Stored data
--

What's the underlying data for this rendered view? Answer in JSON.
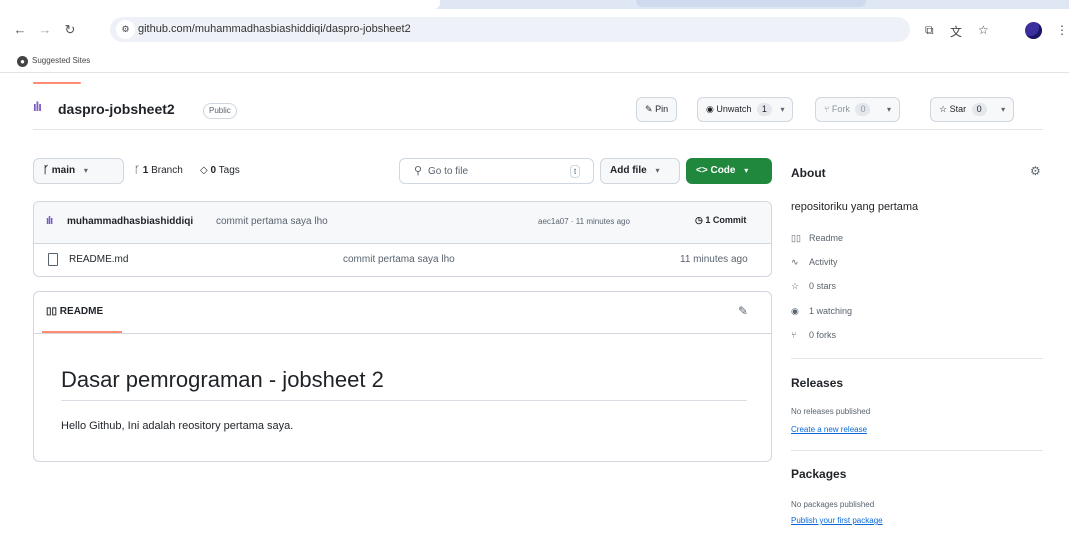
{
  "browser": {
    "url": "github.com/muhammadhasbiashiddiqi/daspro-jobsheet2",
    "bookmarks_bar": {
      "label": "Suggested Sites"
    }
  },
  "repo": {
    "name": "daspro-jobsheet2",
    "visibility": "Public",
    "pin_label": "Pin",
    "watch_label": "Unwatch",
    "watch_count": "1",
    "fork_label": "Fork",
    "fork_count": "0",
    "star_label": "Star",
    "star_count": "0"
  },
  "toolbar": {
    "branch": "main",
    "branches_count": "1",
    "branches_label": "Branch",
    "tags_count": "0",
    "tags_label": "Tags",
    "goto_placeholder": "Go to file",
    "goto_kbd": "t",
    "add_file_label": "Add file",
    "code_label": "Code"
  },
  "latest_commit": {
    "author": "muhammadhasbiashiddiqi",
    "message": "commit pertama saya lho",
    "hash_time": "aec1a07 · 11 minutes ago",
    "commit_count": "1 Commit"
  },
  "files": [
    {
      "name": "README.md",
      "message": "commit pertama saya lho",
      "time": "11 minutes ago"
    }
  ],
  "readme": {
    "tab_label": "README",
    "heading": "Dasar pemrograman - jobsheet 2",
    "body": "Hello Github, Ini adalah reository pertama saya."
  },
  "about": {
    "title": "About",
    "description": "repositoriku yang pertama",
    "readme": "Readme",
    "activity": "Activity",
    "stars": "0 stars",
    "watching": "1 watching",
    "forks": "0 forks"
  },
  "releases": {
    "title": "Releases",
    "note": "No releases published",
    "link": "Create a new release"
  },
  "packages": {
    "title": "Packages",
    "note": "No packages published",
    "link": "Publish your first package"
  }
}
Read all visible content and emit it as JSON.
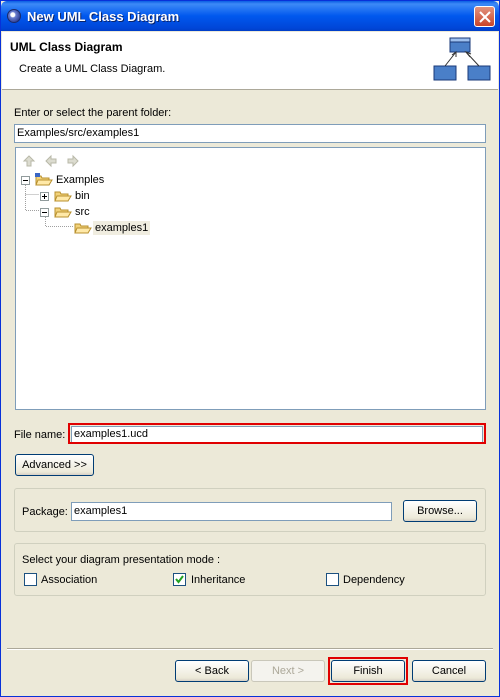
{
  "window": {
    "title": "New UML Class Diagram"
  },
  "header": {
    "title": "UML Class Diagram",
    "description": "Create a UML Class Diagram."
  },
  "folder": {
    "label": "Enter or select the parent folder:",
    "value": "Examples/src/examples1"
  },
  "tree": {
    "items": [
      {
        "label": "Examples"
      },
      {
        "label": "bin"
      },
      {
        "label": "src"
      },
      {
        "label": "examples1"
      }
    ]
  },
  "file": {
    "label": "File name:",
    "value": "examples1.ucd"
  },
  "advanced": {
    "label": "Advanced >>"
  },
  "package": {
    "label": "Package:",
    "value": "examples1",
    "browse_label": "Browse..."
  },
  "mode": {
    "label": "Select your diagram presentation mode :",
    "options": [
      {
        "label": "Association",
        "checked": false
      },
      {
        "label": "Inheritance",
        "checked": true
      },
      {
        "label": "Dependency",
        "checked": false
      }
    ]
  },
  "buttons": {
    "back": "< Back",
    "next": "Next >",
    "finish": "Finish",
    "cancel": "Cancel"
  }
}
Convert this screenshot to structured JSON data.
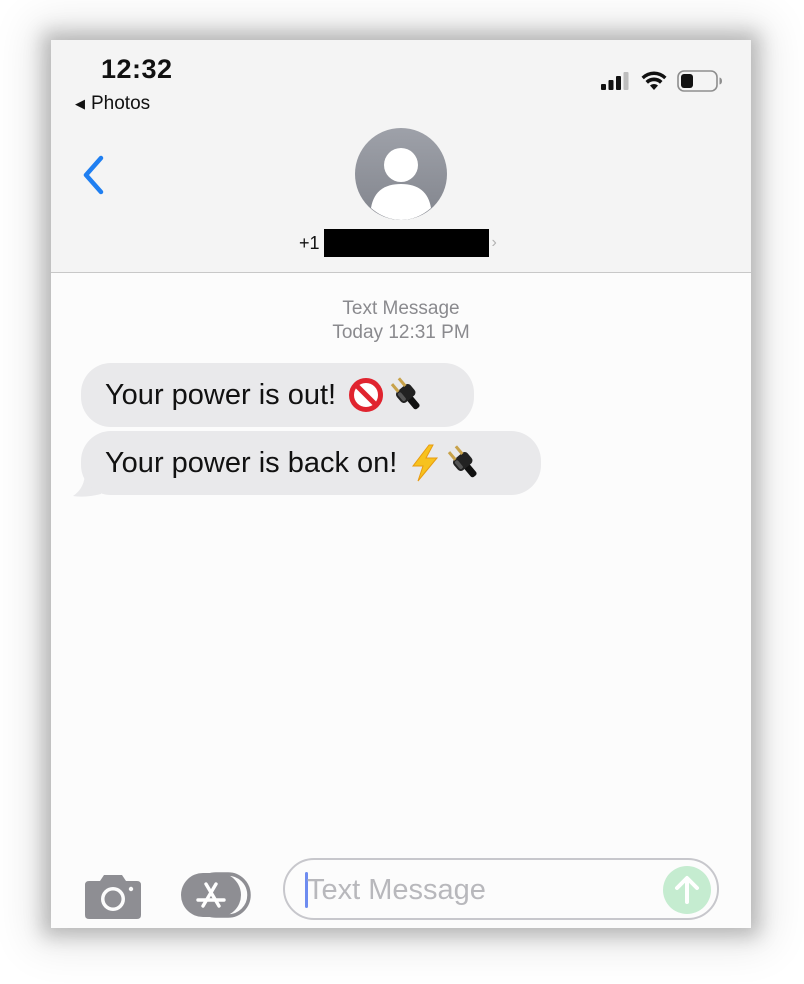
{
  "status_bar": {
    "time": "12:32",
    "back_app": "Photos"
  },
  "header": {
    "contact_prefix": "+1"
  },
  "conversation": {
    "service": "Text Message",
    "timestamp": "Today 12:31 PM",
    "messages": [
      {
        "text": "Your power is out!",
        "emoji": "🚫🔌"
      },
      {
        "text": "Your power is back on!",
        "emoji": "⚡🔌"
      }
    ]
  },
  "composer": {
    "placeholder": "Text Message",
    "value": ""
  },
  "icons": {
    "signal": "cellular-signal-icon",
    "wifi": "wifi-icon",
    "battery": "battery-icon",
    "back": "chevron-left-icon",
    "avatar": "person-icon",
    "camera": "camera-icon",
    "apps": "app-store-icon",
    "send": "arrow-up-icon"
  },
  "colors": {
    "accent": "#1f7ff1",
    "bubble_incoming": "#e9e9eb",
    "send_disabled": "#c5ecd0",
    "avatar": "#8e9199"
  }
}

--

■ **Directive**
Copy the entries exactly. Leave out the images.

■ **Correct response**
What's the underlying data for this rendered view? Answer in JSON.
{
  "browser": {
    "url": "github.com/muhammadhasbiashiddiqi/daspro-jobsheet2",
    "bookmarks_bar": {
      "label": "Suggested Sites"
    }
  },
  "repo": {
    "name": "daspro-jobsheet2",
    "visibility": "Public",
    "pin_label": "Pin",
    "watch_label": "Unwatch",
    "watch_count": "1",
    "fork_label": "Fork",
    "fork_count": "0",
    "star_label": "Star",
    "star_count": "0"
  },
  "toolbar": {
    "branch": "main",
    "branches_count": "1",
    "branches_label": "Branch",
    "tags_count": "0",
    "tags_label": "Tags",
    "goto_placeholder": "Go to file",
    "goto_kbd": "t",
    "add_file_label": "Add file",
    "code_label": "Code"
  },
  "latest_commit": {
    "author": "muhammadhasbiashiddiqi",
    "message": "commit pertama saya lho",
    "hash_time": "aec1a07 · 11 minutes ago",
    "commit_count": "1 Commit"
  },
  "files": [
    {
      "name": "README.md",
      "message": "commit pertama saya lho",
      "time": "11 minutes ago"
    }
  ],
  "readme": {
    "tab_label": "README",
    "heading": "Dasar pemrograman - jobsheet 2",
    "body": "Hello Github, Ini adalah reository pertama saya."
  },
  "about": {
    "title": "About",
    "description": "repositoriku yang pertama",
    "readme": "Readme",
    "activity": "Activity",
    "stars": "0 stars",
    "watching": "1 watching",
    "forks": "0 forks"
  },
  "releases": {
    "title": "Releases",
    "note": "No releases published",
    "link": "Create a new release"
  },
  "packages": {
    "title": "Packages",
    "note": "No packages published",
    "link": "Publish your first package"
  }
}
Read all visible content and emit it as JSON.
{
  "window": {
    "title": "New UML Class Diagram"
  },
  "header": {
    "title": "UML Class Diagram",
    "description": "Create a UML Class Diagram."
  },
  "folder": {
    "label": "Enter or select the parent folder:",
    "value": "Examples/src/examples1"
  },
  "tree": {
    "items": [
      {
        "label": "Examples"
      },
      {
        "label": "bin"
      },
      {
        "label": "src"
      },
      {
        "label": "examples1"
      }
    ]
  },
  "file": {
    "label": "File name:",
    "value": "examples1.ucd"
  },
  "advanced": {
    "label": "Advanced >>"
  },
  "package": {
    "label": "Package:",
    "value": "examples1",
    "browse_label": "Browse..."
  },
  "mode": {
    "label": "Select your diagram presentation mode :",
    "options": [
      {
        "label": "Association",
        "checked": false
      },
      {
        "label": "Inheritance",
        "checked": true
      },
      {
        "label": "Dependency",
        "checked": false
      }
    ]
  },
  "buttons": {
    "back": "< Back",
    "next": "Next >",
    "finish": "Finish",
    "cancel": "Cancel"
  }
}
Convert this screenshot to structured JSON data.
{
  "status_bar": {
    "time": "12:32",
    "back_app": "Photos"
  },
  "header": {
    "contact_prefix": "+1"
  },
  "conversation": {
    "service": "Text Message",
    "timestamp": "Today 12:31 PM",
    "messages": [
      {
        "text": "Your power is out!",
        "emoji": "🚫🔌"
      },
      {
        "text": "Your power is back on!",
        "emoji": "⚡🔌"
      }
    ]
  },
  "composer": {
    "placeholder": "Text Message",
    "value": ""
  },
  "icons": {
    "signal": "cellular-signal-icon",
    "wifi": "wifi-icon",
    "battery": "battery-icon",
    "back": "chevron-left-icon",
    "avatar": "person-icon",
    "camera": "camera-icon",
    "apps": "app-store-icon",
    "send": "arrow-up-icon"
  },
  "colors": {
    "accent": "#1f7ff1",
    "bubble_incoming": "#e9e9eb",
    "send_disabled": "#c5ecd0",
    "avatar": "#8e9199"
  }
}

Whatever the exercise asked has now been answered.